─── TEXT UNDER STUDY ───

Abstract
Purpose :
Early diagnosis through clinical examination and fundus photography (FP) is of essential for age-related macular degeneration (AMD). Artificial intelligence (AI) has been utilized for computer vision applications, such as AMD diagnosis through FP; however, FP images in a database often vary in size and can pose a challenge due to laborious image preprocessing. This study proposes an AI model that distinguishes between normal retina, and wet and dry AMD through FP images and integrates a novel approach to handle discrepancies in image dimensions while upholding critical information necessary for diagnosis.

─── GIVEN ENTRIES ───

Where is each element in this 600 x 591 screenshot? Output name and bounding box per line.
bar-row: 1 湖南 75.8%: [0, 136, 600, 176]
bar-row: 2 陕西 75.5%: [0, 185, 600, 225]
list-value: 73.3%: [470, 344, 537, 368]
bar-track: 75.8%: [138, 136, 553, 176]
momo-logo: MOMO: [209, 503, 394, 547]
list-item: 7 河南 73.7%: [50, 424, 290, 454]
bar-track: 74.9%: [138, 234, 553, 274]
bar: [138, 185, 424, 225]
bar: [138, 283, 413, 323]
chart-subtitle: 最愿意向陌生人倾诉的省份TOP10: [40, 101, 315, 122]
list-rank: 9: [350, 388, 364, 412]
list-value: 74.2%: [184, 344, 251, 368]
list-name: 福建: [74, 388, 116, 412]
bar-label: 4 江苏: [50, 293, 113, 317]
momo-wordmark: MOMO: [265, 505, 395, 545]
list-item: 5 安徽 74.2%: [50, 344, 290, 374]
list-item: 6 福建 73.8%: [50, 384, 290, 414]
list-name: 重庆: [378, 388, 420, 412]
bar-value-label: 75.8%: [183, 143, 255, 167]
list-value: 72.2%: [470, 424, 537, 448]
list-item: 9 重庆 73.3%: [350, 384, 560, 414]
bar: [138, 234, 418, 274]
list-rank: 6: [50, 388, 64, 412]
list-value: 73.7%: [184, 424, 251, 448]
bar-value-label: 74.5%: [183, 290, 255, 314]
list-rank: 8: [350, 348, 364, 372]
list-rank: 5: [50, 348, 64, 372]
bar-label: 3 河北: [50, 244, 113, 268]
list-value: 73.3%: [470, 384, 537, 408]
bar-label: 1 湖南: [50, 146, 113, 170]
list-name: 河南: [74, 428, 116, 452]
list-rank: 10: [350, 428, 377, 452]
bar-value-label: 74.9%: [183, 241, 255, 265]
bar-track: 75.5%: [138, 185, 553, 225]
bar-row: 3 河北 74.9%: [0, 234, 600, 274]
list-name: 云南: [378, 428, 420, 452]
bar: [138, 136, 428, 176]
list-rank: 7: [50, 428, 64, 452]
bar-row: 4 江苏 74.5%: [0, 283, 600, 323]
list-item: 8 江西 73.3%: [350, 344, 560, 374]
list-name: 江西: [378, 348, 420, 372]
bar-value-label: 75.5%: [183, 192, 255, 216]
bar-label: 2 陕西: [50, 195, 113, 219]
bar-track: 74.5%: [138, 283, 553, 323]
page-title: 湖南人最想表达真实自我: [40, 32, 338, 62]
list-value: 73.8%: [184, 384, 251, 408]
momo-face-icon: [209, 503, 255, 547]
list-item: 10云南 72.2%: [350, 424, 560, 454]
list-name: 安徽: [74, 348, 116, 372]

───

:: WHAT THIS EXERCISE ASKS ::
a) Translate this sentence from the abstract on AI diagnosis of age-related macular degeneration into Spanish: "This study proposes an AI model that distinguishes between normal retina, and wet and dry AMD through FP images and integrates a novel approach to handle discrepancies in image dimensions while upholding critical information necessary for diagnosis."
b) Continue the abstract on AI diagnosis of age-related macular degeneration from the point where it ends.

:: TASK RESPONSES ::
a) Este estudio propone un modelo de IA que distingue entre retina normal y DMAE húmeda y seca mediante imágenes de FP, e integra un enfoque novedoso para manejar las discrepancias en las dimensiones de las imágenes, conservando a la vez la información crítica necesaria para el diagnóstico.

b)
Methods :
Diagnosis and classification were achieved through two successive stages. Following normalization and selective data augmentation in image preprocessing, the SA Autoencoder model utilized convolutional, max pooling, reshaping, and concatenation layers in two branches to adapt varying input image dimensions to output dimensions of 224x224 px. A custom integrated loss function was utilized to maintain and enhance image integrity. Disease classification was accomplished through a BiT-M backbone followed by three repeated blocks of Group Normalization (GN), Weight Standardization (WS), and a dropout layer for optimized small batch training. A softmax function then assigned a predicted classification of normal retina, or wet or dry AMD. 648 FP images from The Comparisons of AMD Treatments Trials (CATT) sponsored by the University of Pennsylvania were allocated to training (70%), validating (15%), and testing (15%) the model, and the testing group was supplemented with a public ODiR dataset.
Results :
The proposed model outperformed state-of-the-art methods, achieving an accuracy, sensitivity, and specificity of 94%, 93.9%, and 97%, respectively, when trained on the private dataset. Remarkable metrics were attained on the OdiR public dataset with the highest accuracy, sensitivity, and specificity of 86%, 85.8%, and 93.5%, respectively.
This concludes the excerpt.